WHAT YOU SHOULD DO: Return the data exactly, with all pictures removed.

>> Begin

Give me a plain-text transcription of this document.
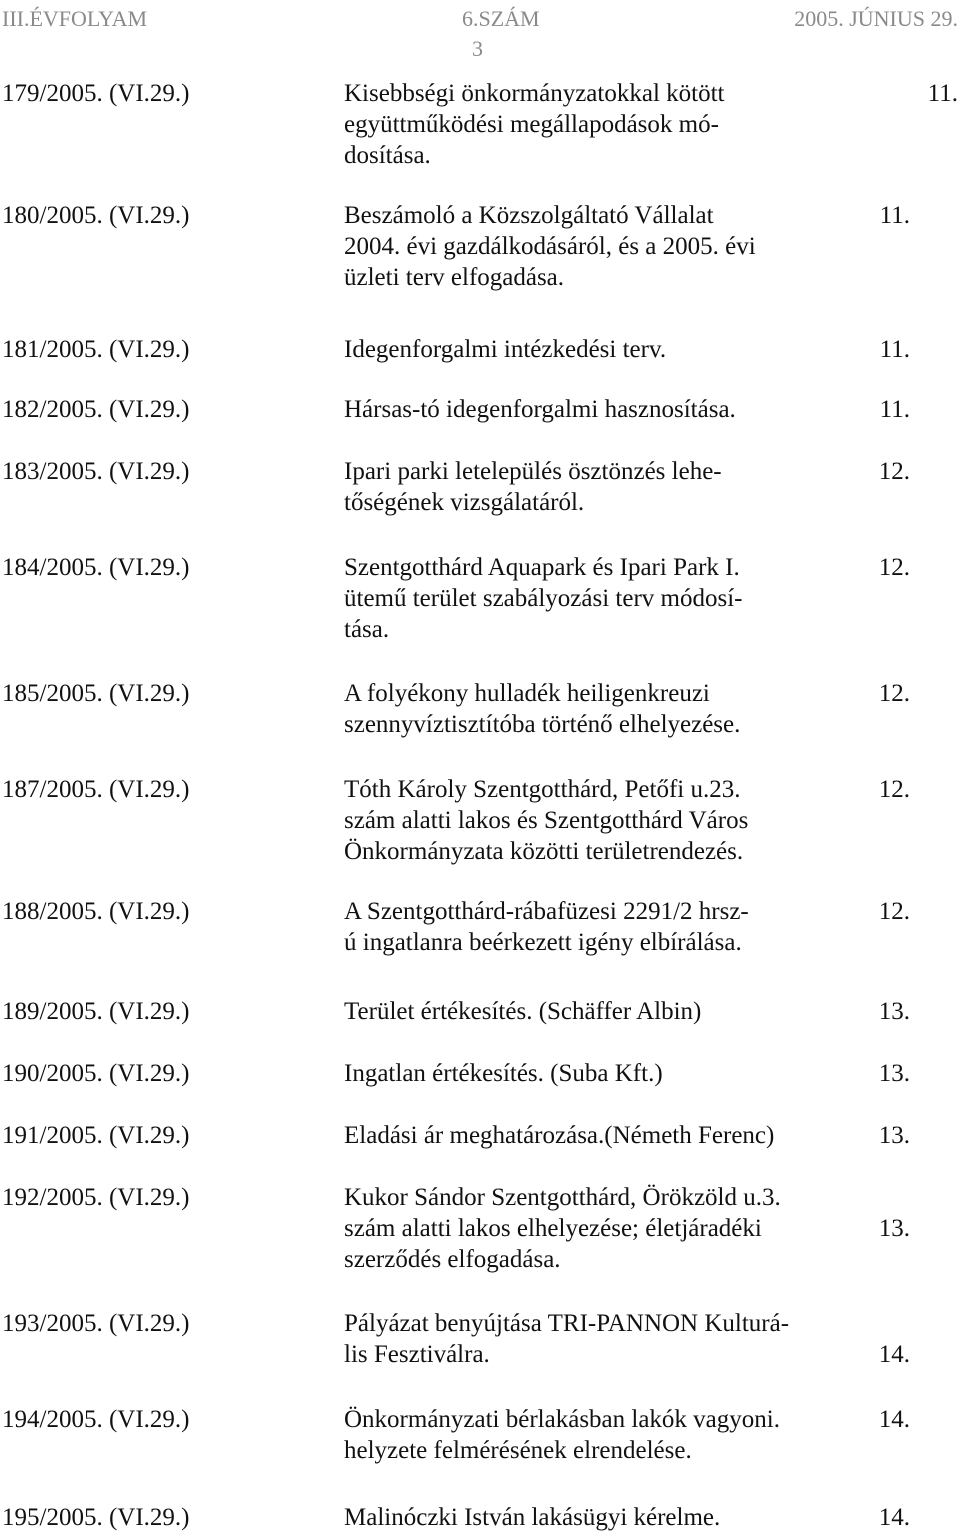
III.ÉVFOLYAM	6.SZÁM	2005. JÚNIUS 29.
3
179/2005. (VI.29.)	Kisebbségi önkormányzatokkal kötött
együttműködési megállapodások mó-
dosítása.
11.
180/2005. (VI.29.)	Beszámoló a Közszolgáltató Vállalat
2004. évi gazdálkodásáról, és a 2005. évi
üzleti terv elfogadása.
11.
181/2005. (VI.29.)	Idegenforgalmi intézkedési terv.	11.
182/2005. (VI.29.)	Hársas-tó idegenforgalmi hasznosítása.	11.
183/2005. (VI.29.)	Ipari parki letelepülés ösztönzés lehe-
tőségének vizsgálatáról.
12.
184/2005. (VI.29.)	Szentgotthárd Aquapark és Ipari Park I.
ütemű terület szabályozási terv módosí-
tása.
12.
185/2005. (VI.29.)	A folyékony hulladék heiligenkreuzi
szennyvíztisztítóba történő elhelyezése.
12.
187/2005. (VI.29.)	Tóth Károly Szentgotthárd, Petőfi u.23.
szám alatti lakos és Szentgotthárd Város
Önkormányzata közötti területrendezés.
12.
188/2005. (VI.29.)	A Szentgotthárd-rábafüzesi 2291/2 hrsz-
ú ingatlanra beérkezett igény elbírálása.
12.
189/2005. (VI.29.)	Terület értékesítés. (Schäffer Albin)	13.
190/2005. (VI.29.)	Ingatlan értékesítés. (Suba Kft.)	13.
191/2005. (VI.29.)	Eladási ár meghatározása.(Németh Ferenc)	13.
192/2005. (VI.29.)	Kukor Sándor Szentgotthárd, Örökzöld u.3.
szám alatti lakos elhelyezése; életjáradéki
szerződés elfogadása.
13.
193/2005. (VI.29.)	Pályázat benyújtása TRI-PANNON Kulturá-
lis Fesztiválra.	14.
194/2005. (VI.29.)	Önkormányzati bérlakásban lakók vagyoni.
helyzete felmérésének elrendelése.
14.
195/2005. (VI.29.)	Malinóczki István lakásügyi kérelme.	14.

>> End

OUTPUT:
Give me a plain-text transcription of this document.
III.ÉVFOLYAM	6.SZÁM	2005. JÚNIUS 29.
3
179/2005. (VI.29.)	Kisebbségi önkormányzatokkal kötött
együttműködési megállapodások mó-
dosítása.
11.
180/2005. (VI.29.)	Beszámoló a Közszolgáltató Vállalat
2004. évi gazdálkodásáról, és a 2005. évi
üzleti terv elfogadása.
11.
181/2005. (VI.29.)	Idegenforgalmi intézkedési terv.	11.
182/2005. (VI.29.)	Hársas-tó idegenforgalmi hasznosítása.	11.
183/2005. (VI.29.)	Ipari parki letelepülés ösztönzés lehe-
tőségének vizsgálatáról.
12.
184/2005. (VI.29.)	Szentgotthárd Aquapark és Ipari Park I.
ütemű terület szabályozási terv módosí-
tása.
12.
185/2005. (VI.29.)	A folyékony hulladék heiligenkreuzi
szennyvíztisztítóba történő elhelyezése.
12.
187/2005. (VI.29.)	Tóth Károly Szentgotthárd, Petőfi u.23.
szám alatti lakos és Szentgotthárd Város
Önkormányzata közötti területrendezés.
12.
188/2005. (VI.29.)	A Szentgotthárd-rábafüzesi 2291/2 hrsz-
ú ingatlanra beérkezett igény elbírálása.
12.
189/2005. (VI.29.)	Terület értékesítés. (Schäffer Albin)	13.
190/2005. (VI.29.)	Ingatlan értékesítés. (Suba Kft.)	13.
191/2005. (VI.29.)	Eladási ár meghatározása.(Németh Ferenc)	13.
192/2005. (VI.29.)	Kukor Sándor Szentgotthárd, Örökzöld u.3.
szám alatti lakos elhelyezése; életjáradéki
szerződés elfogadása.
13.
193/2005. (VI.29.)	Pályázat benyújtása TRI-PANNON Kulturá-
lis Fesztiválra.	14.
194/2005. (VI.29.)	Önkormányzati bérlakásban lakók vagyoni.
helyzete felmérésének elrendelése.
14.
195/2005. (VI.29.)	Malinóczki István lakásügyi kérelme.	14.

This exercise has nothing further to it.